(Raw records)
--------------------------------
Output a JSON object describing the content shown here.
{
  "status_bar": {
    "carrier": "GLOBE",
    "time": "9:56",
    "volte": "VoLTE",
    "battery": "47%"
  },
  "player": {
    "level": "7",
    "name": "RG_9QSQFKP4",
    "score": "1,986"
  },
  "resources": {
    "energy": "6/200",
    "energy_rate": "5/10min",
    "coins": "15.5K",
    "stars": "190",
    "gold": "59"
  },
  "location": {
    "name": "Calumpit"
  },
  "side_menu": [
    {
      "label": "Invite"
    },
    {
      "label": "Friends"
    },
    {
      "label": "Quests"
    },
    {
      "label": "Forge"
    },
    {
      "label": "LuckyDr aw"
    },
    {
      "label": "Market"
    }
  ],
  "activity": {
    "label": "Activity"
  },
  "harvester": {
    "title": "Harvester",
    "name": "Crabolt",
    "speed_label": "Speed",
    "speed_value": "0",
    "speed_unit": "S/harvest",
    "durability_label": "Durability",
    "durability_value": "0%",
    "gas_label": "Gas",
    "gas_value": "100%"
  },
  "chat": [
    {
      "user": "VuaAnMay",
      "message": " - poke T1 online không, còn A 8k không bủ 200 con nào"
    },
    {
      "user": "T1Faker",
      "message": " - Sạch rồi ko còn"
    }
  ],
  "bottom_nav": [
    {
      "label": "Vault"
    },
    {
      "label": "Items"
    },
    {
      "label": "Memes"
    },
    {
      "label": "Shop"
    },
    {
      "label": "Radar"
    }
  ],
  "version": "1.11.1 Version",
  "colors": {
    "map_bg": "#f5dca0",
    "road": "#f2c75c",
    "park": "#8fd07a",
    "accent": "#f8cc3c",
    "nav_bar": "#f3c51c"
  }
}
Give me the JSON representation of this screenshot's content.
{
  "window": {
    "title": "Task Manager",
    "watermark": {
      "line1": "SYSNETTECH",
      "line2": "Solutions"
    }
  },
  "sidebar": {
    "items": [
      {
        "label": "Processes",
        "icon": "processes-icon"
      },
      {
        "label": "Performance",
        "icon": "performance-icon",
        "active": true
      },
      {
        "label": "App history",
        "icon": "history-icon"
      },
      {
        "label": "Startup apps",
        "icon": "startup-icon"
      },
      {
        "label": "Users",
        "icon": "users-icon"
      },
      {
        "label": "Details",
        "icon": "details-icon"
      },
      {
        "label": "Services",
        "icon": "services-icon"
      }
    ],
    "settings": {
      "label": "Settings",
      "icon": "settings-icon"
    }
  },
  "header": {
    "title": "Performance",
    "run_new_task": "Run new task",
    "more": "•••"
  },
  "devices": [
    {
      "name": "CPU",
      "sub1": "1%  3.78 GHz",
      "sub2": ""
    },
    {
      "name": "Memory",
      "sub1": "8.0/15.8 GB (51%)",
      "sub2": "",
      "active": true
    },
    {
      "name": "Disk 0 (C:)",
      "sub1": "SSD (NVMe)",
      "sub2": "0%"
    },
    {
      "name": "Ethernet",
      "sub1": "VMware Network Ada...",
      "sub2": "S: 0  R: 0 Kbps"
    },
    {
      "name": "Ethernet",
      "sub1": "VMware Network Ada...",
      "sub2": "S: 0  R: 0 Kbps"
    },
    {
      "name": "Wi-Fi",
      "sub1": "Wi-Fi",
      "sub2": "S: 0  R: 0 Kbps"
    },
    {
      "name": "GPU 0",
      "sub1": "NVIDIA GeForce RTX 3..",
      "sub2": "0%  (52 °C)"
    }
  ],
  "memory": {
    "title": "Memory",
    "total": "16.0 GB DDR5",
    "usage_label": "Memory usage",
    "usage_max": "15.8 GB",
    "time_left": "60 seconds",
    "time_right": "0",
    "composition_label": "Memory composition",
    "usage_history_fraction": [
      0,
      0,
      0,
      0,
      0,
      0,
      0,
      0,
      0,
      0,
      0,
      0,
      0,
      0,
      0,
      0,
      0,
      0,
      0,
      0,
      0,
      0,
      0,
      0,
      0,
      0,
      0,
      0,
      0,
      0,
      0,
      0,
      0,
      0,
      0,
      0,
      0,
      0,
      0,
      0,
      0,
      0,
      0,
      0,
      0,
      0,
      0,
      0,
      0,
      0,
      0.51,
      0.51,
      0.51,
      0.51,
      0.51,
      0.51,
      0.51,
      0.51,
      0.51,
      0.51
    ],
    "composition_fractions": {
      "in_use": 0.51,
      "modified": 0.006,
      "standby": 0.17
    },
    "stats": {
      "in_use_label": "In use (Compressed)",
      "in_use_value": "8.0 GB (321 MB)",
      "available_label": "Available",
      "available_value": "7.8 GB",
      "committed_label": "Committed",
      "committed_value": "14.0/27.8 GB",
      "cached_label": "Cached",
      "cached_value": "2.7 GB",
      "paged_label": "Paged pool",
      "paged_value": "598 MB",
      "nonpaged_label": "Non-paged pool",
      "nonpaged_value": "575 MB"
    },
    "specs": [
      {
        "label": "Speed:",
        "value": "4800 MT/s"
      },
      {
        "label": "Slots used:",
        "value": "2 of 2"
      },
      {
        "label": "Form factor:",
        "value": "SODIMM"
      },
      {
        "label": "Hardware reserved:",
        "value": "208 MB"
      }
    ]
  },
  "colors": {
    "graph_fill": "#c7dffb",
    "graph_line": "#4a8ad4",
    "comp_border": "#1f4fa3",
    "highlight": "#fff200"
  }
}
--------------------------------
STATED PROBLEM => Scan the data above; copy every line where "name" appears.

RESULT FOR THIS EXERCISE =>
    "name": "RG_9QSQFKP4",
    "name": "Calumpit"
    "name": "Crabolt",
      "name": "CPU",
      "name": "Memory",
      "name": "Disk 0 (C:)",
      "name": "Ethernet",
      "name": "Ethernet",
      "name": "Wi-Fi",
      "name": "GPU 0",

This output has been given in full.